- Goal: Check every line of the entries that follow, and copy the ones containing "last".

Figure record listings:
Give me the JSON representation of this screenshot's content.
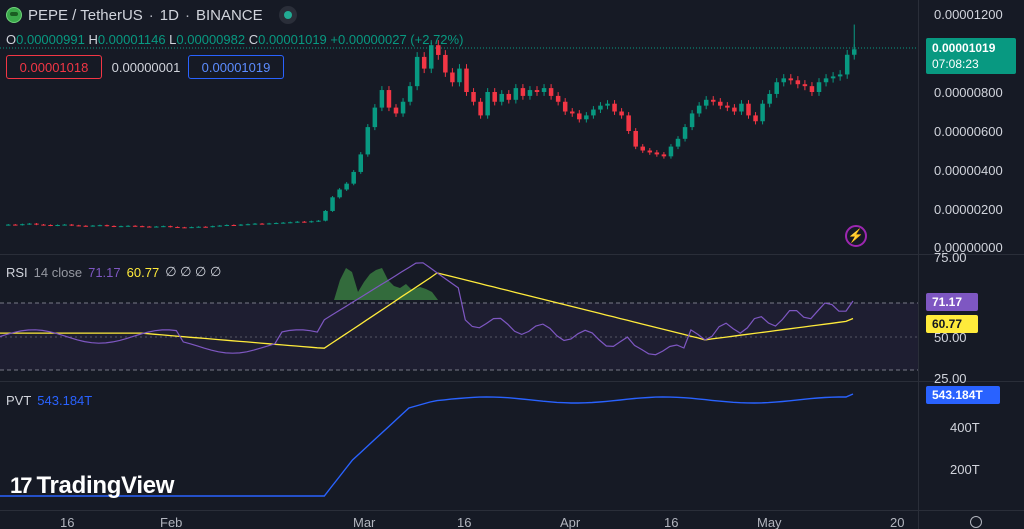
{
  "legend": {
    "symbol": "PEPE / TetherUS",
    "interval": "1D",
    "exchange": "BINANCE",
    "sep": "·"
  },
  "ohlc": {
    "o_label": "O",
    "o": "0.00000991",
    "h_label": "H",
    "h": "0.00001146",
    "l_label": "L",
    "l": "0.00000982",
    "c_label": "C",
    "c": "0.00001019",
    "change": "+0.00000027 (+2.72%)"
  },
  "trade": {
    "sell": "0.00001018",
    "spread": "0.00000001",
    "buy": "0.00001019"
  },
  "price_tag": {
    "price": "0.00001019",
    "countdown": "07:08:23"
  },
  "price_axis": [
    "0.00001200",
    "0.00001000",
    "0.00000800",
    "0.00000600",
    "0.00000400",
    "0.00000200",
    "0.00000000"
  ],
  "rsi": {
    "name": "RSI",
    "params": "14 close",
    "value": "71.17",
    "ma_value": "60.77",
    "empties": "∅ ∅ ∅ ∅",
    "axis": [
      "75.00",
      "50.00",
      "25.00"
    ],
    "tag_rsi": "71.17",
    "tag_ma": "60.77"
  },
  "pvt": {
    "name": "PVT",
    "value": "543.184T",
    "tag": "543.184T",
    "axis": [
      "400T",
      "200T"
    ]
  },
  "time_axis": [
    "16",
    "Feb",
    "Mar",
    "16",
    "Apr",
    "16",
    "May",
    "20"
  ],
  "branding": {
    "logo_mark": "17",
    "logo_text": "TradingView"
  },
  "colors": {
    "up": "#089981",
    "down": "#f23645",
    "rsi": "#7e57c2",
    "rsi_ma": "#ffeb3b",
    "pvt": "#2962ff",
    "bg": "#161a25"
  },
  "chart_data": [
    {
      "type": "candlestick",
      "title": "PEPE / TetherUS · 1D · BINANCE",
      "ylim": [
        0,
        1.2e-05
      ],
      "last": 1.019e-05,
      "x_ticks": [
        "16",
        "Feb",
        "Mar",
        "16",
        "Apr",
        "16",
        "May",
        "20"
      ],
      "close_series": [
        1.2e-06,
        1.18e-06,
        1.22e-06,
        1.25e-06,
        1.2e-06,
        1.18e-06,
        1.15e-06,
        1.18e-06,
        1.2e-06,
        1.16e-06,
        1.14e-06,
        1.12e-06,
        1.15e-06,
        1.17e-06,
        1.13e-06,
        1.1e-06,
        1.12e-06,
        1.14e-06,
        1.12e-06,
        1.1e-06,
        1.08e-06,
        1.1e-06,
        1.12e-06,
        1.08e-06,
        1.06e-06,
        1.05e-06,
        1.07e-06,
        1.09e-06,
        1.08e-06,
        1.12e-06,
        1.15e-06,
        1.18e-06,
        1.16e-06,
        1.2e-06,
        1.22e-06,
        1.25e-06,
        1.23e-06,
        1.26e-06,
        1.28e-06,
        1.3e-06,
        1.32e-06,
        1.35e-06,
        1.33e-06,
        1.37e-06,
        1.4e-06,
        1.9e-06,
        2.6e-06,
        3e-06,
        3.3e-06,
        3.9e-06,
        4.8e-06,
        6.2e-06,
        7.2e-06,
        8.1e-06,
        7.2e-06,
        6.9e-06,
        7.5e-06,
        8.3e-06,
        9.8e-06,
        9.2e-06,
        1.04e-05,
        9.9e-06,
        9e-06,
        8.5e-06,
        9.2e-06,
        8e-06,
        7.5e-06,
        6.8e-06,
        8e-06,
        7.5e-06,
        7.9e-06,
        7.6e-06,
        8.2e-06,
        7.8e-06,
        8.1e-06,
        8e-06,
        8.2e-06,
        7.8e-06,
        7.5e-06,
        7e-06,
        6.9e-06,
        6.6e-06,
        6.8e-06,
        7.1e-06,
        7.3e-06,
        7.4e-06,
        7e-06,
        6.8e-06,
        6e-06,
        5.2e-06,
        5e-06,
        4.9e-06,
        4.8e-06,
        4.7e-06,
        5.2e-06,
        5.6e-06,
        6.2e-06,
        6.9e-06,
        7.3e-06,
        7.6e-06,
        7.5e-06,
        7.3e-06,
        7.2e-06,
        7e-06,
        7.4e-06,
        6.8e-06,
        6.5e-06,
        7.4e-06,
        7.9e-06,
        8.5e-06,
        8.7e-06,
        8.6e-06,
        8.4e-06,
        8.3e-06,
        8e-06,
        8.5e-06,
        8.7e-06,
        8.8e-06,
        8.9e-06,
        9.91e-06,
        1.019e-05
      ]
    },
    {
      "type": "line",
      "title": "RSI 14 close",
      "ylim": [
        0,
        100
      ],
      "series": [
        {
          "name": "RSI",
          "last": 71.17
        },
        {
          "name": "RSI MA",
          "last": 60.77
        }
      ],
      "bands": [
        70,
        50,
        30
      ]
    },
    {
      "type": "line",
      "title": "PVT",
      "series": [
        {
          "name": "PVT",
          "last": "543.184T"
        }
      ],
      "y_ticks": [
        "400T",
        "200T"
      ]
    }
  ]
}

- Result of this task:
      "last": 1.019e-05,
          "last": 71.17
          "last": 60.77
          "last": "543.184T"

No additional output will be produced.